### Excerpted passage:
++++++++

Now that everyone has had a little bit of time to breathe and let the trade that sent center Ryan Johansen to the Nashville Predators in exchange for Seth Jones, it’s time to examine the ramifications of the deal and what needs to happen now.

Here are five takeaways from Wednesday’s blockbuster:

1. Johansen Really Needed a Change of Scenery

Rumors about a Johansen trade out of Columbus had been swirling really ever since his contract dispute with the team two years ago, but really picked up once John Tortorella became head coach of the Blue Jackets this season. In a conference call with the media Wednesday night, Johansen said he tried to focus on playing good hockey for the Blue Jackets, but couldn’t stay away from the rumors.

“I’m not going to sit here and lie, I obviously read a lot of stuff and I got a lot of texts from friends and family, asking a bunch of questions,” he said. “With social media today, it’s hard not to know about all that stuff.”

++++++++

### Records provided:
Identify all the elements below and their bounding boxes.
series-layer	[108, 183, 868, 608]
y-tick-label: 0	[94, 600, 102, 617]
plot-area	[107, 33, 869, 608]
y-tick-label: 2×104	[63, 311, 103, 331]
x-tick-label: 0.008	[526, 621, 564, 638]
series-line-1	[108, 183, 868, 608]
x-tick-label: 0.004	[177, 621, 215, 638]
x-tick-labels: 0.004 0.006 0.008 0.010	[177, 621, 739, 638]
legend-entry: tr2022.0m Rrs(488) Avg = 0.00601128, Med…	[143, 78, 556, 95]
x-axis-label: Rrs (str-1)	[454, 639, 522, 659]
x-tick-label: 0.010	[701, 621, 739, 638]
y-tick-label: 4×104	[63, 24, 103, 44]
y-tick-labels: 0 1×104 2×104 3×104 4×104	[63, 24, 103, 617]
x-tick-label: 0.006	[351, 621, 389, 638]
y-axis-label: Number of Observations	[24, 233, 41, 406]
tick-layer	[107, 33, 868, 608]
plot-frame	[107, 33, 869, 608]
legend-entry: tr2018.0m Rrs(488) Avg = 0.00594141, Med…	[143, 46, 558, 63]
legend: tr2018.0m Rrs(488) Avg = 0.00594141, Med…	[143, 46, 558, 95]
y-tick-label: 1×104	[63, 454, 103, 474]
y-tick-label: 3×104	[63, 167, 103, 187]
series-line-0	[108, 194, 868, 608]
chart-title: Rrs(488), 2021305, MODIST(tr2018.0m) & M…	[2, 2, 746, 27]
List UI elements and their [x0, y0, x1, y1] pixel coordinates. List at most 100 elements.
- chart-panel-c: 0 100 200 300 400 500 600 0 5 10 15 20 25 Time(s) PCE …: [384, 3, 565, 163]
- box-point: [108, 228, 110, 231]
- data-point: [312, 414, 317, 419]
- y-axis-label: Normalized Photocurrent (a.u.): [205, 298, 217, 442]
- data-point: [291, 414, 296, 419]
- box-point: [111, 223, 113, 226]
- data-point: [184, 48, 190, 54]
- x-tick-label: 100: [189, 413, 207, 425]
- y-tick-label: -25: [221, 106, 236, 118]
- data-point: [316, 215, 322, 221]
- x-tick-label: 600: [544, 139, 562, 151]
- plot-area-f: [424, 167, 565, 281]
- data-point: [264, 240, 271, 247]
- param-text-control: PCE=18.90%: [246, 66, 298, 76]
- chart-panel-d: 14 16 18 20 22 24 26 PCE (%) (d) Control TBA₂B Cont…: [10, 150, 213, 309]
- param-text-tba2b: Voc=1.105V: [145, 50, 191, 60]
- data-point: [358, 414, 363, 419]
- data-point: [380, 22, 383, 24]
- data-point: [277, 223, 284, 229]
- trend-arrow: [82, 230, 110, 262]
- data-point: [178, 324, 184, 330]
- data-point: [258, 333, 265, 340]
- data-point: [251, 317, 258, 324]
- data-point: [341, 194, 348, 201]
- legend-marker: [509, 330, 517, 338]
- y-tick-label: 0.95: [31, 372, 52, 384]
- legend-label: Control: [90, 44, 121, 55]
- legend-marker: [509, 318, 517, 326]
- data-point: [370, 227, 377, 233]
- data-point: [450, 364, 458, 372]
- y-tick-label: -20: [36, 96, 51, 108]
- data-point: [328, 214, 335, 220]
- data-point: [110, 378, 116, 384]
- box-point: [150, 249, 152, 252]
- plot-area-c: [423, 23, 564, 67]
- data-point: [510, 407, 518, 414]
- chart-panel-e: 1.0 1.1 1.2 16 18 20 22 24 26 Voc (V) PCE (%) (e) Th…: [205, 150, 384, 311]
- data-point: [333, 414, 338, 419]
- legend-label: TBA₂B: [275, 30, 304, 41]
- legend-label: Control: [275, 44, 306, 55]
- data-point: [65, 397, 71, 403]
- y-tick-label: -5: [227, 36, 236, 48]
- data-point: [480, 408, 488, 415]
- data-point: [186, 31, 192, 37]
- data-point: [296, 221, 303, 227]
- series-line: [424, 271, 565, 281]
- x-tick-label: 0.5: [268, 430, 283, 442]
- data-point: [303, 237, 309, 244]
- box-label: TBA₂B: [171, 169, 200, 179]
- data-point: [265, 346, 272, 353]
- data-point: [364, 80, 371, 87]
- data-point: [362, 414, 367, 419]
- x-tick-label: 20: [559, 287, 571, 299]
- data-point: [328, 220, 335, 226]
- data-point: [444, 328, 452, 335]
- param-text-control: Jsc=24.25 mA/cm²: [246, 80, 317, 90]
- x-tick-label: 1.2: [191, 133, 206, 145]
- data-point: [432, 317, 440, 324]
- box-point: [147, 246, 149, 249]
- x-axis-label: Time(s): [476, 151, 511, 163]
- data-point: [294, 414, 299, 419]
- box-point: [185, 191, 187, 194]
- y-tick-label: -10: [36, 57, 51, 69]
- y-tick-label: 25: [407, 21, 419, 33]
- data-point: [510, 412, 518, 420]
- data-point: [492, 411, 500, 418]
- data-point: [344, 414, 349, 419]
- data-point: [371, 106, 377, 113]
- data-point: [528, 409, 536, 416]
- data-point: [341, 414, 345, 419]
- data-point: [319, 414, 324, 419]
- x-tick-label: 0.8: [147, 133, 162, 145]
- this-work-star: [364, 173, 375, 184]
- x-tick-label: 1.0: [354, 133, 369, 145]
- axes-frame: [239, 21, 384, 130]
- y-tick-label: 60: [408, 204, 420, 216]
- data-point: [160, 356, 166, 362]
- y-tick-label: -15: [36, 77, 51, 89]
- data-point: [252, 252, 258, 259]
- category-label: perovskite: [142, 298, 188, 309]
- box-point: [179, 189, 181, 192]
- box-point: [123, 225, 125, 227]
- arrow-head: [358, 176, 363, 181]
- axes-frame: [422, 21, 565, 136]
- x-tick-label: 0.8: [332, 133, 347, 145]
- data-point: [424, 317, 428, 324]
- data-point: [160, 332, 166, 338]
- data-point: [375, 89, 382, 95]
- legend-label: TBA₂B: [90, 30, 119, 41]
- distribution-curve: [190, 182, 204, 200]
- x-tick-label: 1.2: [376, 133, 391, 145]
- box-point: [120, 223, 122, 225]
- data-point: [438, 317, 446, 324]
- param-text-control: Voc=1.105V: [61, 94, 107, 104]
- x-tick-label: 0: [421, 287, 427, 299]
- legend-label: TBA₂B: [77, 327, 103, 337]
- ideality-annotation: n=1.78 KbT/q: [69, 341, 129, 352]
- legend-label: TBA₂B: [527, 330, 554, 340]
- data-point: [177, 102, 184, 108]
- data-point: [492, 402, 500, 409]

++++++++

### Exercises to complete:
(a) In the trade article, which player went the other way in exchange for Ryan Johansen?
(b) Revise the trade article, starting at the words "Now that everyone" and ending after "from the rumors.", so that "Blue Jackets" becomes "Columbus club".
(c) Translate this sentence from the trade article into Spanish: "In a conference call with the media Wednesday night, Johansen said he tried to focus on playing good hockey for the Blue Jackets, but couldn’t stay away from the rumors."

### Solutions to each task:
(a) Seth Jones

(b)
Now that everyone has had a little bit of time to breathe and let the trade that sent center Ryan Johansen to the Nashville Predators in exchange for Seth Jones, it’s time to examine the ramifications of the deal and what needs to happen now.

Here are five takeaways from Wednesday’s blockbuster:

1. Johansen Really Needed a Change of Scenery

Rumors about a Johansen trade out of Columbus had been swirling really ever since his contract dispute with the team two years ago, but really picked up once John Tortorella became head coach of the Columbus club this season. In a conference call with the media Wednesday night, Johansen said he tried to focus on playing good hockey for the Columbus club, but couldn’t stay away from the rumors.

(c) En una conferencia telefónica con los medios el miércoles por la noche, Johansen dijo que intentó concentrarse en jugar buen hockey para los Blue Jackets, pero que no pudo mantenerse alejado de los rumores.